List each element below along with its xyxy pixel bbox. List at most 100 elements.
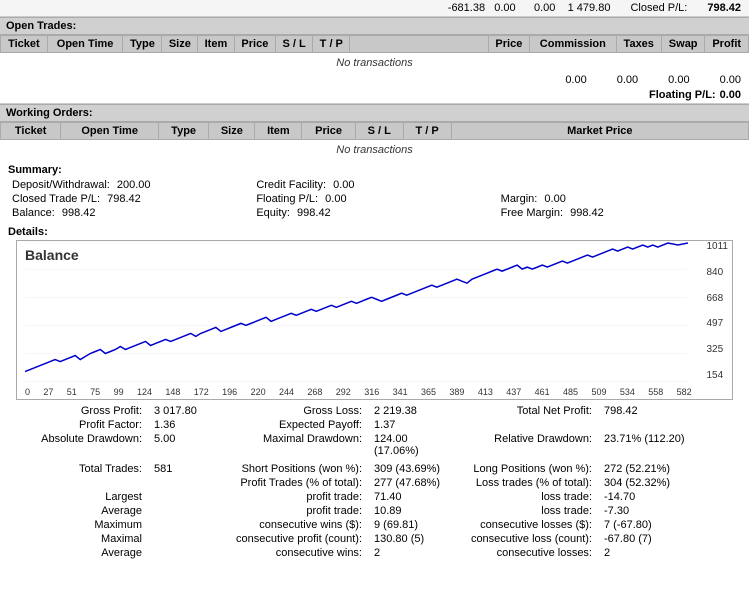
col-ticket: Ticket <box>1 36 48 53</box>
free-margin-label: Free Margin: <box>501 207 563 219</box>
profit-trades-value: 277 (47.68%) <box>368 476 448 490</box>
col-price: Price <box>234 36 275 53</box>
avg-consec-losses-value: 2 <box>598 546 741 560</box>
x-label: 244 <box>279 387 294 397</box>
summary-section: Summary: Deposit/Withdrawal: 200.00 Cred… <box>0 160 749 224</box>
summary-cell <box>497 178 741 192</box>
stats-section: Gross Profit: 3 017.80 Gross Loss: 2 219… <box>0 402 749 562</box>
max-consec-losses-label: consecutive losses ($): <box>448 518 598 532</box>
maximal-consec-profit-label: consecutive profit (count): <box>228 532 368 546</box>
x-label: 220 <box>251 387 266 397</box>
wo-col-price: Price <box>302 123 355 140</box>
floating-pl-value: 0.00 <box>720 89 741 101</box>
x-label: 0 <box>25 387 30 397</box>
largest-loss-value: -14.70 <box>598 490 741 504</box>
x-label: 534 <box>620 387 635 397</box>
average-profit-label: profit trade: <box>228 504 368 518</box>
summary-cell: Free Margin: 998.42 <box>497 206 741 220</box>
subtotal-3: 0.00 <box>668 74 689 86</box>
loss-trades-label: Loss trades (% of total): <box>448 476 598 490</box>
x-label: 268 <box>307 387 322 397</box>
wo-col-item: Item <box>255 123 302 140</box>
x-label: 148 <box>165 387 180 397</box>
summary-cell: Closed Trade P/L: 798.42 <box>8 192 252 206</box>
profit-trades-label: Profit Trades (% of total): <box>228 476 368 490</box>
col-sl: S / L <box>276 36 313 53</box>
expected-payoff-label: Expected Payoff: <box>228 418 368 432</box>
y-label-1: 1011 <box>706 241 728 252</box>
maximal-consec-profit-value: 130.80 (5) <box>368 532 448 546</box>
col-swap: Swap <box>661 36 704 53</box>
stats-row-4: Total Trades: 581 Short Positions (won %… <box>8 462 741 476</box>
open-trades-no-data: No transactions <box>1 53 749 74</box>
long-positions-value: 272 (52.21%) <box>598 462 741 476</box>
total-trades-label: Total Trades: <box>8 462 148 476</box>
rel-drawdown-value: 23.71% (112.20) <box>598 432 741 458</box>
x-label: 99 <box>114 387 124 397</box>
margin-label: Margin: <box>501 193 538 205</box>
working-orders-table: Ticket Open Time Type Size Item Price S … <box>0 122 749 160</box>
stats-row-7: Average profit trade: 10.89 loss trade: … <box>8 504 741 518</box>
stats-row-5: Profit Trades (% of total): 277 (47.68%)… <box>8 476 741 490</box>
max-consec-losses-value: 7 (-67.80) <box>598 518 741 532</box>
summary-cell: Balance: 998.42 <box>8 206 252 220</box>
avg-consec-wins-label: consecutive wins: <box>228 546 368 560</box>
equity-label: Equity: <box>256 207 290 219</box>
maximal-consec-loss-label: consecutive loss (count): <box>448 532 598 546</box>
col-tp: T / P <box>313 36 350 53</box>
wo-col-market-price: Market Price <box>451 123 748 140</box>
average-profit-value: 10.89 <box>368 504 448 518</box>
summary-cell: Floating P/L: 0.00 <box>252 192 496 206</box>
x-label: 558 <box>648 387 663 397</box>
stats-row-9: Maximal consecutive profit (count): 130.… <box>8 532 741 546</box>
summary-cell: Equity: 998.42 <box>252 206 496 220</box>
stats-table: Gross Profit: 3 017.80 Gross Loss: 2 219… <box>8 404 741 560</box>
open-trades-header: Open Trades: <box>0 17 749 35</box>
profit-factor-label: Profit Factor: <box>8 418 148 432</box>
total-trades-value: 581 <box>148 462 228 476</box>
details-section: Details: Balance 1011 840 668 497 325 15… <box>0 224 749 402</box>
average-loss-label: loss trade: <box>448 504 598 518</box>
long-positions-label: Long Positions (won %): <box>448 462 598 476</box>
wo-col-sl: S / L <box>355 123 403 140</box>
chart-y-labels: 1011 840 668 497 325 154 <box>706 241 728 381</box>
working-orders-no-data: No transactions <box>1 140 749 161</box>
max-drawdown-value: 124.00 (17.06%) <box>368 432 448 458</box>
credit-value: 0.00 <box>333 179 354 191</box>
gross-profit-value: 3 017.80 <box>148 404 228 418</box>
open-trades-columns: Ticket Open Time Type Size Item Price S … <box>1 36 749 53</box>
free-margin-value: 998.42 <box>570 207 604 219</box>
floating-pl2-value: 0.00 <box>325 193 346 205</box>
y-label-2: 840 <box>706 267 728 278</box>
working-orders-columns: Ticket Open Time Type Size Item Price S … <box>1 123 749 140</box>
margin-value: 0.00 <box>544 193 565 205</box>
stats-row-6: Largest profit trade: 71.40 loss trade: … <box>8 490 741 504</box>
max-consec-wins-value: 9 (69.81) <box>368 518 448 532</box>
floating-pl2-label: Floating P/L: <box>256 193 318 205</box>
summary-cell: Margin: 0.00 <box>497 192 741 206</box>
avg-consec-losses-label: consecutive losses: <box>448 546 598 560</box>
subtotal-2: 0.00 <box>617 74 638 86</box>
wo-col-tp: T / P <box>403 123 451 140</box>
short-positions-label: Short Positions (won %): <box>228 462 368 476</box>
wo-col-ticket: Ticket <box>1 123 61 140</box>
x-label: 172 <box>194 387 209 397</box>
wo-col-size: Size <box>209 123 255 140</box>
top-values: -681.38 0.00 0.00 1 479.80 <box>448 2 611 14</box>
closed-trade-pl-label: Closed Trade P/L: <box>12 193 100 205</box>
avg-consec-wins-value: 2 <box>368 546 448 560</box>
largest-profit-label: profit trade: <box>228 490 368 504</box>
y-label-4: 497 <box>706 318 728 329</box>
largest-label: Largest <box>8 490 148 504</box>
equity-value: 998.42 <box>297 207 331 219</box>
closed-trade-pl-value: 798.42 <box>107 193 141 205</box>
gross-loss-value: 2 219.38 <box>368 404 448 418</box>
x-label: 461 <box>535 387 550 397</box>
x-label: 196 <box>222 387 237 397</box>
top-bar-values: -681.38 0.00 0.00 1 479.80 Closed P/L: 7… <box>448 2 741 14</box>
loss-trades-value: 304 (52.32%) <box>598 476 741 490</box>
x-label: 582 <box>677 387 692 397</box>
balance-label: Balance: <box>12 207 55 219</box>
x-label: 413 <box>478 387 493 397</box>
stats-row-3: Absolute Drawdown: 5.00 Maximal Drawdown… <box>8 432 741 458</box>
-=-=-=-=-
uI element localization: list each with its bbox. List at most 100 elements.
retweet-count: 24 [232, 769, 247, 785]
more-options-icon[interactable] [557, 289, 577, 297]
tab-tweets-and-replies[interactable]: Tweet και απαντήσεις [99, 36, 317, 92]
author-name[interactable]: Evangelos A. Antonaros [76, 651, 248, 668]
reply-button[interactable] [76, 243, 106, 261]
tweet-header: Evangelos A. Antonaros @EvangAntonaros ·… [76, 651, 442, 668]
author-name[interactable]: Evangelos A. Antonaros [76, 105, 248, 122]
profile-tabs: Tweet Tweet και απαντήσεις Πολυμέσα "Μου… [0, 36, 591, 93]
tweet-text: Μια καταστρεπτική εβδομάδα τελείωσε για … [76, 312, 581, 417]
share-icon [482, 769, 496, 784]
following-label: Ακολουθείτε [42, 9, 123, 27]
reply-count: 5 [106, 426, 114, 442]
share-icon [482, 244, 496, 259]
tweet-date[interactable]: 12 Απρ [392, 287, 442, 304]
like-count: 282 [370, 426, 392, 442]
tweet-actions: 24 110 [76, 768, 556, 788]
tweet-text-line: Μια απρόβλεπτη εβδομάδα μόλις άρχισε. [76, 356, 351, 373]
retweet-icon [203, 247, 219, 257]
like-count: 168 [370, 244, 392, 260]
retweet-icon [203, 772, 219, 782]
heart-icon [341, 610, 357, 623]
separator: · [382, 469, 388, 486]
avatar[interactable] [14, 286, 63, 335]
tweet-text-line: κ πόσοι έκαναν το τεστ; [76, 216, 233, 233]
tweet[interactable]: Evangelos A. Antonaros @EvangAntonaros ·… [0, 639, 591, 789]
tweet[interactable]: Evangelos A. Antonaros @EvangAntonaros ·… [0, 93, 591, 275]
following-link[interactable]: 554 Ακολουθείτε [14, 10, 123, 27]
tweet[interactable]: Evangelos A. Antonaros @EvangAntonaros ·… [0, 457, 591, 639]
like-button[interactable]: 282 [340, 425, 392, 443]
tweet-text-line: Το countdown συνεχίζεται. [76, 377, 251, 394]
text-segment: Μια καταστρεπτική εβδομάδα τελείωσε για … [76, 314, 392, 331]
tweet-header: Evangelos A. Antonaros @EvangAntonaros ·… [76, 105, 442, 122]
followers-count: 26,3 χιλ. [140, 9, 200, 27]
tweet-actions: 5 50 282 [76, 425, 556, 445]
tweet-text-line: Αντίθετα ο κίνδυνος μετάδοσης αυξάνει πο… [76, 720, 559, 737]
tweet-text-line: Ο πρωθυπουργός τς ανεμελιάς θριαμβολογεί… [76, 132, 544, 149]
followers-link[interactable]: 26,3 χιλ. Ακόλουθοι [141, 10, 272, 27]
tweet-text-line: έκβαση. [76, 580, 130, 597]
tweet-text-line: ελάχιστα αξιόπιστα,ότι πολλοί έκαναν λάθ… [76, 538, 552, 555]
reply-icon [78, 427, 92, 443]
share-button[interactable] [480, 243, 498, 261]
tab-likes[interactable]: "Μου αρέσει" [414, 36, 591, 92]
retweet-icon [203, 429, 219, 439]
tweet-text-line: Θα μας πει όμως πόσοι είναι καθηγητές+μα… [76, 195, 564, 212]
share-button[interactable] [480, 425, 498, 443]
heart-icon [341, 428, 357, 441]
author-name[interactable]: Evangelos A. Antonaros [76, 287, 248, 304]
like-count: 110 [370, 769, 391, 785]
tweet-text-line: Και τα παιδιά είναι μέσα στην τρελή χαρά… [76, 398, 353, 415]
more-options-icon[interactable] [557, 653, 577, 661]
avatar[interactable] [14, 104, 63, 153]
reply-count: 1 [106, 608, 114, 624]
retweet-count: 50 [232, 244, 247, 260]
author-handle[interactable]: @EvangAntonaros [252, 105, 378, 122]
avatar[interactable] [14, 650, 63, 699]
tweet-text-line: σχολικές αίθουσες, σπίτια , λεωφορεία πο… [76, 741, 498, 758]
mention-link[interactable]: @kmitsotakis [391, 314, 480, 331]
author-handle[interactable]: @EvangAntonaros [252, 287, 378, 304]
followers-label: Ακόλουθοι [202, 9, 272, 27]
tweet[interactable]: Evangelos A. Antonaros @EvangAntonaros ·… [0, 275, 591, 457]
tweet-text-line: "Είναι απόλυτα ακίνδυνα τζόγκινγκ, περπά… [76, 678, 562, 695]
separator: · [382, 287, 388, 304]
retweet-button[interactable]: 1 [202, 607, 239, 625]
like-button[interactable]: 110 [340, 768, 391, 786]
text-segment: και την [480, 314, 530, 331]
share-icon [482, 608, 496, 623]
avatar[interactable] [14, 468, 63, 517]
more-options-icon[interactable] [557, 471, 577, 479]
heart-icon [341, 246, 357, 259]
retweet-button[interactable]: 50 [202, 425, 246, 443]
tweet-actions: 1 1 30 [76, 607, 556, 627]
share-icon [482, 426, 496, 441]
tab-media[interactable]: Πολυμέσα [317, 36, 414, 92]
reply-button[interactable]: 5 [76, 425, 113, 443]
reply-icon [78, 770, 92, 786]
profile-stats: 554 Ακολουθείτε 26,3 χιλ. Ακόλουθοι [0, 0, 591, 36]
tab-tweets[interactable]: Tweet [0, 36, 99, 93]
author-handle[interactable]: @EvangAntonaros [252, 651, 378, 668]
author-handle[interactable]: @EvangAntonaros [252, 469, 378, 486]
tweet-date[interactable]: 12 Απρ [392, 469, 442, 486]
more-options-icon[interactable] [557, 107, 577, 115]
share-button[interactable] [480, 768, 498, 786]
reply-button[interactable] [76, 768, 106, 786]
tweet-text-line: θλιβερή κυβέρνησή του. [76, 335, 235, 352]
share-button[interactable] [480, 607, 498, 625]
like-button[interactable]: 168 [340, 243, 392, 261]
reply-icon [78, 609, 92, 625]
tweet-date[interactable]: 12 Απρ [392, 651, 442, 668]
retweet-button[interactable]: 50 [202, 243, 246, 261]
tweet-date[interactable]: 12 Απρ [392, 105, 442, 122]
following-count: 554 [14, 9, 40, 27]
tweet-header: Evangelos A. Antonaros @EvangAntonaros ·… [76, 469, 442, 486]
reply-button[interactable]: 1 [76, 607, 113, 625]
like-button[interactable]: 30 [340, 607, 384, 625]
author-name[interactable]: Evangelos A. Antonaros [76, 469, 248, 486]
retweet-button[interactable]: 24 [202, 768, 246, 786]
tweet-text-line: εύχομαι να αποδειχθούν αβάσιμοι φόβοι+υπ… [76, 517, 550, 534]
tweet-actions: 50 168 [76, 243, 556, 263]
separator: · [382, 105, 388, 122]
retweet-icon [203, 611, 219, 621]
-=-=-=-=-
**Job**. Can you rewrite these lines as a JSON list of strings, one string per line, starting at the line that contains "col-ticket: Ticket <box>1 36 48 53</box>" and ending after the line that contains "x-label: 244 <box>279 387 294 397</box>"?

**Expected answer**.
[
  "col-ticket: Ticket <box>1 36 48 53</box>",
  "free-margin-label: Free Margin: <box>501 207 563 219</box>",
  "profit-trades-value: 277 (47.68%) <box>368 476 448 490</box>",
  "col-price: Price <box>234 36 275 53</box>",
  "avg-consec-losses-value: 2 <box>598 546 741 560</box>",
  "x-label: 244 <box>279 387 294 397</box>"
]